## Given task:
Gather each line of the items below that contains the word "Monthly", and copy those lines in full.

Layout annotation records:
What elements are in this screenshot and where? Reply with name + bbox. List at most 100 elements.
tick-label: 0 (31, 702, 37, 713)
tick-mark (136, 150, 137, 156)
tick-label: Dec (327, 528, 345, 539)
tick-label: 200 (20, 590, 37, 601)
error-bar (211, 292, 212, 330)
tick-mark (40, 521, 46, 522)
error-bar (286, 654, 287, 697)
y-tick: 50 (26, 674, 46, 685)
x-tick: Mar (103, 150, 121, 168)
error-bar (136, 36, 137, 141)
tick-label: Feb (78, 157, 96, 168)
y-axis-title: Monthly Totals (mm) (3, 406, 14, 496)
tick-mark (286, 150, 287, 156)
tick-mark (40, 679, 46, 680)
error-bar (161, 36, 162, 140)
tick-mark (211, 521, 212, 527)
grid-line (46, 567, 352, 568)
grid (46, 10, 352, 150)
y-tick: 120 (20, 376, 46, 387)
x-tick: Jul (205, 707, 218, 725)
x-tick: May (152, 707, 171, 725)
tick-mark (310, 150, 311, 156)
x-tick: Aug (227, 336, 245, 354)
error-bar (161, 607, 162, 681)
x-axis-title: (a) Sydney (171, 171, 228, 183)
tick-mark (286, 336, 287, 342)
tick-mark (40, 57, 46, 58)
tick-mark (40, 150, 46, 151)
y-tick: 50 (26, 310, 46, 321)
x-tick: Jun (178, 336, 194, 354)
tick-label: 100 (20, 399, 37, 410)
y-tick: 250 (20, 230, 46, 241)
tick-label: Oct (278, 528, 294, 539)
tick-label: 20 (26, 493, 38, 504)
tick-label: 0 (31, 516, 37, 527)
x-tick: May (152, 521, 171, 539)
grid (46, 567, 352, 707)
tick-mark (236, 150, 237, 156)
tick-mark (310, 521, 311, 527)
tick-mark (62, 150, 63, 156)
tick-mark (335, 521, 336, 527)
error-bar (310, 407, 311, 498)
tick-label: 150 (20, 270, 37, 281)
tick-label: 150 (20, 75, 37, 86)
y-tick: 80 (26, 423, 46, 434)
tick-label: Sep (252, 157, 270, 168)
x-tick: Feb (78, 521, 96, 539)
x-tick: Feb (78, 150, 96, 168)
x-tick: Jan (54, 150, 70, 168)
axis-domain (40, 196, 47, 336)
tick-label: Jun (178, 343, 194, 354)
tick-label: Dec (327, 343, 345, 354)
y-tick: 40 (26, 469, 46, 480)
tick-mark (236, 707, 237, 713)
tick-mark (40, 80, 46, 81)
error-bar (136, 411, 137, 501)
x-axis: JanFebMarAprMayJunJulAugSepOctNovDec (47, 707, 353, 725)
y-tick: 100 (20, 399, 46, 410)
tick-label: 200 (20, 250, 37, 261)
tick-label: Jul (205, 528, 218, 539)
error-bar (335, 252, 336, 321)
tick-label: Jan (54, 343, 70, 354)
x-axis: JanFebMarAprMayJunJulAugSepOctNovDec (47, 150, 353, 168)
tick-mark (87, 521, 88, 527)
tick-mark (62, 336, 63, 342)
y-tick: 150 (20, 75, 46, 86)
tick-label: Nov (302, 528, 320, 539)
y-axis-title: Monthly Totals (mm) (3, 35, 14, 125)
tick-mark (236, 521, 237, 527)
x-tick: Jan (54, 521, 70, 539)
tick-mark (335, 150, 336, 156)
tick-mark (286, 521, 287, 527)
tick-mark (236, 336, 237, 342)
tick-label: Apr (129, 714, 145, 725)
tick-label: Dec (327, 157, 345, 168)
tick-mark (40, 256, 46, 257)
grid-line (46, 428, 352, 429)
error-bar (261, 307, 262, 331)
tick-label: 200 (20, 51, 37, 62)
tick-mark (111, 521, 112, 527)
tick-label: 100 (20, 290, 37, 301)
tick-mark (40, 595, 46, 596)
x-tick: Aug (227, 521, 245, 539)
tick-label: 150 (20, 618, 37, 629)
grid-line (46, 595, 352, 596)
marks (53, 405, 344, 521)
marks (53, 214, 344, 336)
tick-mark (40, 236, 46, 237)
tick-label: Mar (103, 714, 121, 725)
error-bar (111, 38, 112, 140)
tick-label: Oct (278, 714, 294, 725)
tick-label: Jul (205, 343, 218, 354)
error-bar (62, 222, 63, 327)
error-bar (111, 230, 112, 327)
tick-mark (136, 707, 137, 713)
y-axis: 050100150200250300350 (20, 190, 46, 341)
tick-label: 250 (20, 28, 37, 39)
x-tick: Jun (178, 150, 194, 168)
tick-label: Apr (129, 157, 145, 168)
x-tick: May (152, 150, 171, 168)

## Solution to this exercise:
y-axis-title: Monthly Totals (mm) (3, 406, 14, 496)
y-axis-title: Monthly Totals (mm) (3, 35, 14, 125)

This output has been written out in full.